Challenge ->
Every line containing the word "DUIVEN" needs to be found and copied.

=== Data provided ===

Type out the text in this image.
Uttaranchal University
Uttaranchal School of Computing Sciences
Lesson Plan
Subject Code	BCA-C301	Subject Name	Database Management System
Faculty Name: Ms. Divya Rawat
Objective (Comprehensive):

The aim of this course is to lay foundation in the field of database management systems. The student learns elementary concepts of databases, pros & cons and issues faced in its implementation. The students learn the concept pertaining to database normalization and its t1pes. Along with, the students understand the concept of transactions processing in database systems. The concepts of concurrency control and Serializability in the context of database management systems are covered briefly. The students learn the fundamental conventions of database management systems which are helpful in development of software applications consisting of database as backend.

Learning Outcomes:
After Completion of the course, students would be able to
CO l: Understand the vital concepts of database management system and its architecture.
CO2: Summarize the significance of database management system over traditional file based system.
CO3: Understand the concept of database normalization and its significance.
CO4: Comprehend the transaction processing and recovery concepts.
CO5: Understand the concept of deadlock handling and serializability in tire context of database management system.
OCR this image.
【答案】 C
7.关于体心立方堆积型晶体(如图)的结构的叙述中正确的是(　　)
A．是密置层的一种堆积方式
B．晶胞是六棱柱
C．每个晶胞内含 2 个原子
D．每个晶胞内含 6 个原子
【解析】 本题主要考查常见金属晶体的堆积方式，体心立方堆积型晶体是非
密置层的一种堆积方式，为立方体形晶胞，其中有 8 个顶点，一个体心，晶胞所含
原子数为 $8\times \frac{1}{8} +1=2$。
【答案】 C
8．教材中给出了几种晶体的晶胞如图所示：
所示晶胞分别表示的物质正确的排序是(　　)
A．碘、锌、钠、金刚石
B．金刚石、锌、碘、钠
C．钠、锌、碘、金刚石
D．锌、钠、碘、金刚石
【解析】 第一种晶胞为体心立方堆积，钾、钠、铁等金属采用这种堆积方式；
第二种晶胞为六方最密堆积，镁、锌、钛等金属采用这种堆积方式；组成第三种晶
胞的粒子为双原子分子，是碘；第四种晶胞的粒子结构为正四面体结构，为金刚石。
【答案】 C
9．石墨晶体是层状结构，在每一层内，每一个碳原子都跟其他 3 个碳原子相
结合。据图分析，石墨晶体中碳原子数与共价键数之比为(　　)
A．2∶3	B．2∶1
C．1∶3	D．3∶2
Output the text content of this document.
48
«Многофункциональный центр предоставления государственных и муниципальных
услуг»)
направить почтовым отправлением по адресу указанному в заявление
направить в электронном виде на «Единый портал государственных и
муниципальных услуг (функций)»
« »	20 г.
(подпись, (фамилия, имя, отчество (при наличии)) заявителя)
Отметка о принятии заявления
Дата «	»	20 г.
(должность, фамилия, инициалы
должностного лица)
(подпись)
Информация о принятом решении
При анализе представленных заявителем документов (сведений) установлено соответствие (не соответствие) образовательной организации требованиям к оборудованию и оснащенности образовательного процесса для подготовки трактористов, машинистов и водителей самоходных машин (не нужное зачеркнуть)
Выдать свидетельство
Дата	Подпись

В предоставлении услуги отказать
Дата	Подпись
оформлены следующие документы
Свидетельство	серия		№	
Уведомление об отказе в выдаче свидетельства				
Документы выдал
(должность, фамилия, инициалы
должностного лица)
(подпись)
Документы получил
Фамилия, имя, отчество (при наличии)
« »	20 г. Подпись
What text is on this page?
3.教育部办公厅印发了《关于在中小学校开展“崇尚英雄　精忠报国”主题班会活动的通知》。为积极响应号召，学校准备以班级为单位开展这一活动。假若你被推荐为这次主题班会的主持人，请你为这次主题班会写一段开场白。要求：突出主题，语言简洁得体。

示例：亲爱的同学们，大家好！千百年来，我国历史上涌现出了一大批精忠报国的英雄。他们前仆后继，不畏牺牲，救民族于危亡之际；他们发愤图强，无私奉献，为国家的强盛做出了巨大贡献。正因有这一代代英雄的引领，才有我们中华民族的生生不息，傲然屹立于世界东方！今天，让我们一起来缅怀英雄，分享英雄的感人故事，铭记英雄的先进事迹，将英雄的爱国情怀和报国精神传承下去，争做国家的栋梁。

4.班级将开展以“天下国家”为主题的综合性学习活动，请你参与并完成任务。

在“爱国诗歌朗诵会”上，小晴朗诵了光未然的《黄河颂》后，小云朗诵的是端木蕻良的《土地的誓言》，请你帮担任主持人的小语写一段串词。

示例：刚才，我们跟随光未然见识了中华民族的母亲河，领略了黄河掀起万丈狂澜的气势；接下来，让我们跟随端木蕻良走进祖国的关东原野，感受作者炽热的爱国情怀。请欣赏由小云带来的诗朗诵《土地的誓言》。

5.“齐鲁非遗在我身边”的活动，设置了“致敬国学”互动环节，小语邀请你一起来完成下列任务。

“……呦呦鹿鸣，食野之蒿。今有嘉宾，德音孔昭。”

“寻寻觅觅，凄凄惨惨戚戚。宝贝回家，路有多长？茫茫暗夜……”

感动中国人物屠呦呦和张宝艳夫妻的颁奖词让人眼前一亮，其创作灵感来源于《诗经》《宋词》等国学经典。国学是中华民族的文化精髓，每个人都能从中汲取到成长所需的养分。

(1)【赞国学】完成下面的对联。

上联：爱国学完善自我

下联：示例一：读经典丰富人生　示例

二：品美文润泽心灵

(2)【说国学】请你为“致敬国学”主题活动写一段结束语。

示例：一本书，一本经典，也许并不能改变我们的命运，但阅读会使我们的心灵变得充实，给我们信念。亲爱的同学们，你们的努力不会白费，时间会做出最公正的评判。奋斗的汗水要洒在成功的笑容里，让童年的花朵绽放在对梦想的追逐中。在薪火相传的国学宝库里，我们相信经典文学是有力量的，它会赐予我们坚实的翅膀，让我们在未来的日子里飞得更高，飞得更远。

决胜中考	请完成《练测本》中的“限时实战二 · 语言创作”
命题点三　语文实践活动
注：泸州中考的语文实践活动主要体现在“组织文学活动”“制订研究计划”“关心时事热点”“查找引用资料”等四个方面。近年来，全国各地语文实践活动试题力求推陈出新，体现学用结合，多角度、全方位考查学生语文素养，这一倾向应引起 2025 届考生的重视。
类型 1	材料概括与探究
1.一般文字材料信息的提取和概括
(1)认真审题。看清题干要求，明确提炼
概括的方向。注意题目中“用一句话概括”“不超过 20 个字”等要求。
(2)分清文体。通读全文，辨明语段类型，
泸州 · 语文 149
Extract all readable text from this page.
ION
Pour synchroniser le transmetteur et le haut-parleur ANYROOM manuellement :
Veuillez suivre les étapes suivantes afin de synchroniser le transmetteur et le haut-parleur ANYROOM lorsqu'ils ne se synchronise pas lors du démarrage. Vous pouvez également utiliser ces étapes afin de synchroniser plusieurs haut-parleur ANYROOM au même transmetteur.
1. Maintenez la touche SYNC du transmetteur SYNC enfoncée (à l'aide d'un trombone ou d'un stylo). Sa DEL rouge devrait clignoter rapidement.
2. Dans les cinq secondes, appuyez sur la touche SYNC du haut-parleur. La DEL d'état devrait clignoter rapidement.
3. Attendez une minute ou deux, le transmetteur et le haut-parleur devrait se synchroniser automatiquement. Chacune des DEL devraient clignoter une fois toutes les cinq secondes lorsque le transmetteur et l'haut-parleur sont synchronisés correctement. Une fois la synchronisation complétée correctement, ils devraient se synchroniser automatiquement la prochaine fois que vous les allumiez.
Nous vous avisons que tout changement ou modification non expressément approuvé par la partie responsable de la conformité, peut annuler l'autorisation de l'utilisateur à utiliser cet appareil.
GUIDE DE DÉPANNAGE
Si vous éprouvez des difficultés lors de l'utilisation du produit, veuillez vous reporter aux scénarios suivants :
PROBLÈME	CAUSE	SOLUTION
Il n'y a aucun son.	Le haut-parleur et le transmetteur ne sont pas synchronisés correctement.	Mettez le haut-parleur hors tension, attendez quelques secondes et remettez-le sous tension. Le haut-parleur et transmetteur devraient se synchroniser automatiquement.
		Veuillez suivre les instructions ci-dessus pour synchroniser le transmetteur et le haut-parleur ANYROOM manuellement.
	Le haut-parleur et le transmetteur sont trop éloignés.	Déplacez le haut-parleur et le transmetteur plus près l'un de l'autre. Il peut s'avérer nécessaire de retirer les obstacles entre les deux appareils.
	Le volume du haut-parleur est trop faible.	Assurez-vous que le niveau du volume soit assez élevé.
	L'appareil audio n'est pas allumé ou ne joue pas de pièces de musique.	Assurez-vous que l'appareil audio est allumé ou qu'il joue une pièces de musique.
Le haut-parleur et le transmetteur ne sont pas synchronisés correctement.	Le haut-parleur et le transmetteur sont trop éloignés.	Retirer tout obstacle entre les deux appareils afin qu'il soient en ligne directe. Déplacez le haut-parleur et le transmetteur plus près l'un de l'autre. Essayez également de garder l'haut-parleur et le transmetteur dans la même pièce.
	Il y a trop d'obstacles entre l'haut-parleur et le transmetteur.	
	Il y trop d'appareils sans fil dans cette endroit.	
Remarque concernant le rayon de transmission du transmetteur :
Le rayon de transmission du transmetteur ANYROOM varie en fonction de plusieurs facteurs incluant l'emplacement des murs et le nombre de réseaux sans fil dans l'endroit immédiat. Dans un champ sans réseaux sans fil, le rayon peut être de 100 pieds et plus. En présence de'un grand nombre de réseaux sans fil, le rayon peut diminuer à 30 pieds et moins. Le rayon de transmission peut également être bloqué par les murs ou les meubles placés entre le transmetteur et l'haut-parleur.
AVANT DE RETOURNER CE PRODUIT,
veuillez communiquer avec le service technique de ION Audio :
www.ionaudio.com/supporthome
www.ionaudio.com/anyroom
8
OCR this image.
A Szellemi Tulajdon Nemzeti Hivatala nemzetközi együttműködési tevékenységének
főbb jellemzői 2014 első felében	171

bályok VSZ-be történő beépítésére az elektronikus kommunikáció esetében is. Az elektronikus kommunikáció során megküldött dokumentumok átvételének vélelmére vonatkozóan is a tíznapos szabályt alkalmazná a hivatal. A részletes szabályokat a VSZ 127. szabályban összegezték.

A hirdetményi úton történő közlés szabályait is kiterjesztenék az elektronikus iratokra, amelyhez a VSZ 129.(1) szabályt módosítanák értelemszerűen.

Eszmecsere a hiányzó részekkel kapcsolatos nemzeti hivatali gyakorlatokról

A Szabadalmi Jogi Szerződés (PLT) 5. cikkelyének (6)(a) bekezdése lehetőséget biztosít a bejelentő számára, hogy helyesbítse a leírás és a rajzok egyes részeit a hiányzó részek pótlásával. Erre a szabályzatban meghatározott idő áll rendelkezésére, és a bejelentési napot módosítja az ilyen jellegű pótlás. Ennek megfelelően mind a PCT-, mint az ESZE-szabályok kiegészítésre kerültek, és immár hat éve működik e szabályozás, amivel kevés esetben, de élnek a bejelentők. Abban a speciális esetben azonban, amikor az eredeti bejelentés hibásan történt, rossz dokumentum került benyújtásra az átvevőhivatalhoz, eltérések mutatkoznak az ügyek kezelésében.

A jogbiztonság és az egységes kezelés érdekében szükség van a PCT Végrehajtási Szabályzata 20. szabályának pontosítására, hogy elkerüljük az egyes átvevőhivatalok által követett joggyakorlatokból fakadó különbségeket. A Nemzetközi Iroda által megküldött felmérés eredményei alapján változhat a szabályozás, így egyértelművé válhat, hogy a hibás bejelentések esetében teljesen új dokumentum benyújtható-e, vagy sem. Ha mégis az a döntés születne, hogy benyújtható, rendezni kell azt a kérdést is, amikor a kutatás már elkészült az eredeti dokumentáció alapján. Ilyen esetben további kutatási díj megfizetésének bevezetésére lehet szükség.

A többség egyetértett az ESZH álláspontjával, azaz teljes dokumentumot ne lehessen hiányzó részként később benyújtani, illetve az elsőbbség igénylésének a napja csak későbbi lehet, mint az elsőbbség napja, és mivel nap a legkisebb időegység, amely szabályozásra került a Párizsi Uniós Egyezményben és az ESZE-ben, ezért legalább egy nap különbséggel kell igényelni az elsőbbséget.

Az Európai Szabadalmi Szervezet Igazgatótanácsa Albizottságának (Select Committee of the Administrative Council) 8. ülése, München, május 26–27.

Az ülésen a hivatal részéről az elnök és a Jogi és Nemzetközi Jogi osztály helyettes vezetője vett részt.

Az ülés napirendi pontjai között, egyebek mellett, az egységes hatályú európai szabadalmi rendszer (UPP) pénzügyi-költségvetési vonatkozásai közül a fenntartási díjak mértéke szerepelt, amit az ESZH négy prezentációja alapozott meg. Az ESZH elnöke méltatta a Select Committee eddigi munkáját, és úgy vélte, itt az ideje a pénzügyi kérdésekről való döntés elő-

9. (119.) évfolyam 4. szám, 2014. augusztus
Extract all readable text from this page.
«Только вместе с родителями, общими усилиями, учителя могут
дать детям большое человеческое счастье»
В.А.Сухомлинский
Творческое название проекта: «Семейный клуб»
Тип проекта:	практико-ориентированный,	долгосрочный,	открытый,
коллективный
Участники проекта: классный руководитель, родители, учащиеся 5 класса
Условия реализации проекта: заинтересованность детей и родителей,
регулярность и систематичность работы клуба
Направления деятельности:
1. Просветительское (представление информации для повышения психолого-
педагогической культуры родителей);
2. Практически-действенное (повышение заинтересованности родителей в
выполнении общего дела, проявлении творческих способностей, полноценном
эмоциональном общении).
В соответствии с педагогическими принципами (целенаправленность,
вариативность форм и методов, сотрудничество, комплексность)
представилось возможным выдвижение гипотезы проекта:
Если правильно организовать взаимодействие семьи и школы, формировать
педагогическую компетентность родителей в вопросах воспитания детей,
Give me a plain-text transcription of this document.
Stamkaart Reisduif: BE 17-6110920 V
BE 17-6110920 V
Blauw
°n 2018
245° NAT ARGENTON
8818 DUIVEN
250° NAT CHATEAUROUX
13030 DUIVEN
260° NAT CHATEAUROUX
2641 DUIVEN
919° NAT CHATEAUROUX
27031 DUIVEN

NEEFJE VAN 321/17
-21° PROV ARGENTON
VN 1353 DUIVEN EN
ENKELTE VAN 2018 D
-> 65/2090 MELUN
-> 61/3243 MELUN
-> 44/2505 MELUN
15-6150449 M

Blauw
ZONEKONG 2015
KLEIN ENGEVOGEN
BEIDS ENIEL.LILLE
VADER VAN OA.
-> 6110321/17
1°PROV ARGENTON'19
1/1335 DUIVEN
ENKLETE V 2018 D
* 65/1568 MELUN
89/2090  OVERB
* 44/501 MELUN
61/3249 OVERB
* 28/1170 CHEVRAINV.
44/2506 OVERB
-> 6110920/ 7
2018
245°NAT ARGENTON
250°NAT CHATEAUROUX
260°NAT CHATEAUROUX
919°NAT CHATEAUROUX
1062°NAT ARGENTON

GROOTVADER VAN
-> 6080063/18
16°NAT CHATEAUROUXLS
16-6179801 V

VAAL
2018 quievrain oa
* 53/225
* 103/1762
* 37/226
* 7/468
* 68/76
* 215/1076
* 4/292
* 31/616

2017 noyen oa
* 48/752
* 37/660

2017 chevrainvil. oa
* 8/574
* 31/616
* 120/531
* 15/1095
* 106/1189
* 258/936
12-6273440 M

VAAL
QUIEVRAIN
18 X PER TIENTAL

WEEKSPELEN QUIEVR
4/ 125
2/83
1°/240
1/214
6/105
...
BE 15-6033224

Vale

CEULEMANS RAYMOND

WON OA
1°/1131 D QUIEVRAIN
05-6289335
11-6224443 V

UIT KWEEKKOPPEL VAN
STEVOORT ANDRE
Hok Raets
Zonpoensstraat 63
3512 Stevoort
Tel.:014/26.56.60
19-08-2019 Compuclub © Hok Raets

===

Written answer ->
8818 DUIVEN
13030 DUIVEN
2641 DUIVEN
27031 DUIVEN
VN 1353 DUIVEN EN
1/1335 DUIVEN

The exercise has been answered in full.